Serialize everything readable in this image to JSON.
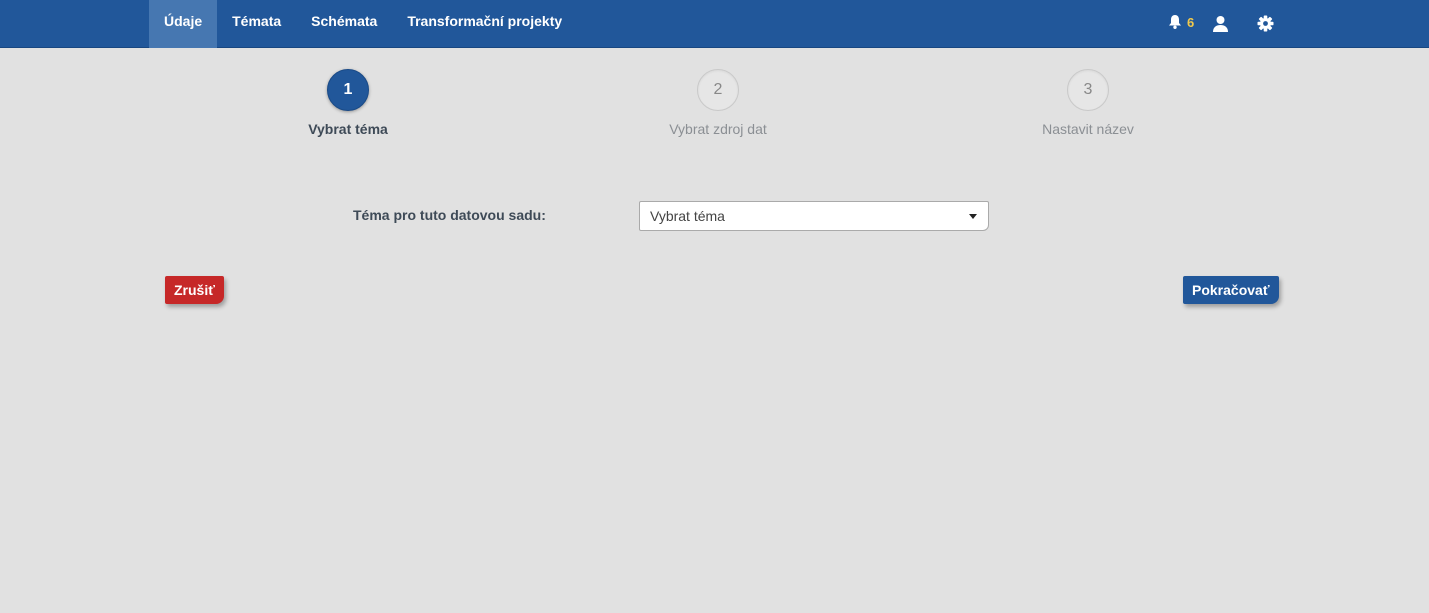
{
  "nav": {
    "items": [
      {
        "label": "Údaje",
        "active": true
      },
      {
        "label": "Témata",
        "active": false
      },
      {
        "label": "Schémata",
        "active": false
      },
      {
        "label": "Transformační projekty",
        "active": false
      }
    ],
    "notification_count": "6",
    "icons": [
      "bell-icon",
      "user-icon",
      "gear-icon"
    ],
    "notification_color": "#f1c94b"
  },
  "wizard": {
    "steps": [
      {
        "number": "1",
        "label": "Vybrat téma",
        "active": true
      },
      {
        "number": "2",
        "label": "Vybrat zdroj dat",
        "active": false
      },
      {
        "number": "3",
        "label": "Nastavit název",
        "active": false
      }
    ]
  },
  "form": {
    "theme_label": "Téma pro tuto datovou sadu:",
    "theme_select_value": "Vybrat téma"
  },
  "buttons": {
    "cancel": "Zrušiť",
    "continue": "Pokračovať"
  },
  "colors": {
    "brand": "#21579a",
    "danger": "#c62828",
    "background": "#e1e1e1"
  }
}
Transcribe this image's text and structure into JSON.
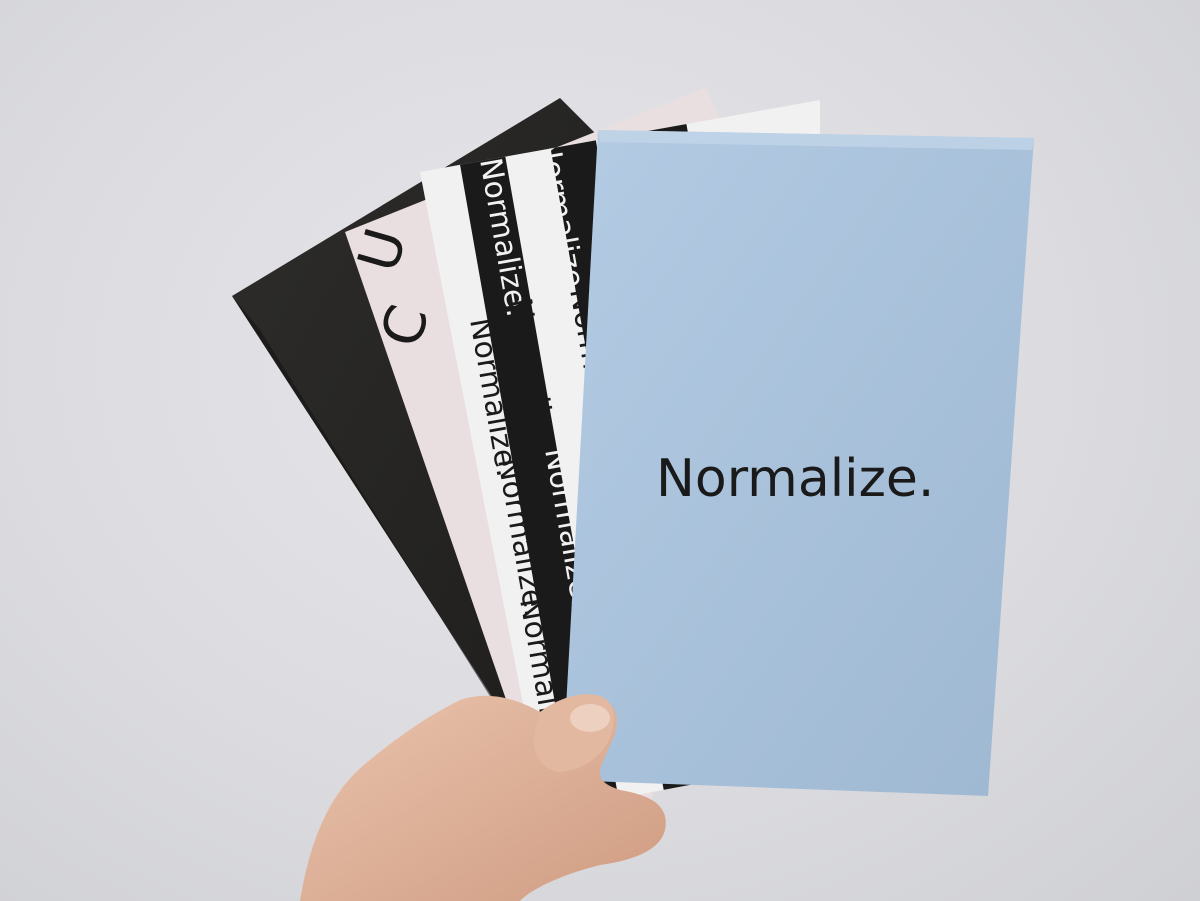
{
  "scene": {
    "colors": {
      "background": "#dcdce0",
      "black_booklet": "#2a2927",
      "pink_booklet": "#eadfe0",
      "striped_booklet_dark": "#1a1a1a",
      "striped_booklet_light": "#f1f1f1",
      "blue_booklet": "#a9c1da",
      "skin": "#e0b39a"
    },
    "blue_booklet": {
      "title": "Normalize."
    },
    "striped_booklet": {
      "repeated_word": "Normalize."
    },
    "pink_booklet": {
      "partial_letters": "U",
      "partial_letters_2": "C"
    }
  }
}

++++

What the task asks.
Copy every line of the data word for word, omitting the images.

Response.
Serialize everything readable in this image to JSON.
{
  "nav": {
    "items": [
      {
        "label": "Údaje",
        "active": true
      },
      {
        "label": "Témata",
        "active": false
      },
      {
        "label": "Schémata",
        "active": false
      },
      {
        "label": "Transformační projekty",
        "active": false
      }
    ],
    "notification_count": "6",
    "icons": [
      "bell-icon",
      "user-icon",
      "gear-icon"
    ],
    "notification_color": "#f1c94b"
  },
  "wizard": {
    "steps": [
      {
        "number": "1",
        "label": "Vybrat téma",
        "active": true
      },
      {
        "number": "2",
        "label": "Vybrat zdroj dat",
        "active": false
      },
      {
        "number": "3",
        "label": "Nastavit název",
        "active": false
      }
    ]
  },
  "form": {
    "theme_label": "Téma pro tuto datovou sadu:",
    "theme_select_value": "Vybrat téma"
  },
  "buttons": {
    "cancel": "Zrušiť",
    "continue": "Pokračovať"
  },
  "colors": {
    "brand": "#21579a",
    "danger": "#c62828",
    "background": "#e1e1e1"
  }
}
Transcribe this image's text and structure into JSON.
{
  "scene": {
    "colors": {
      "background": "#dcdce0",
      "black_booklet": "#2a2927",
      "pink_booklet": "#eadfe0",
      "striped_booklet_dark": "#1a1a1a",
      "striped_booklet_light": "#f1f1f1",
      "blue_booklet": "#a9c1da",
      "skin": "#e0b39a"
    },
    "blue_booklet": {
      "title": "Normalize."
    },
    "striped_booklet": {
      "repeated_word": "Normalize."
    },
    "pink_booklet": {
      "partial_letters": "U",
      "partial_letters_2": "C"
    }
  }
}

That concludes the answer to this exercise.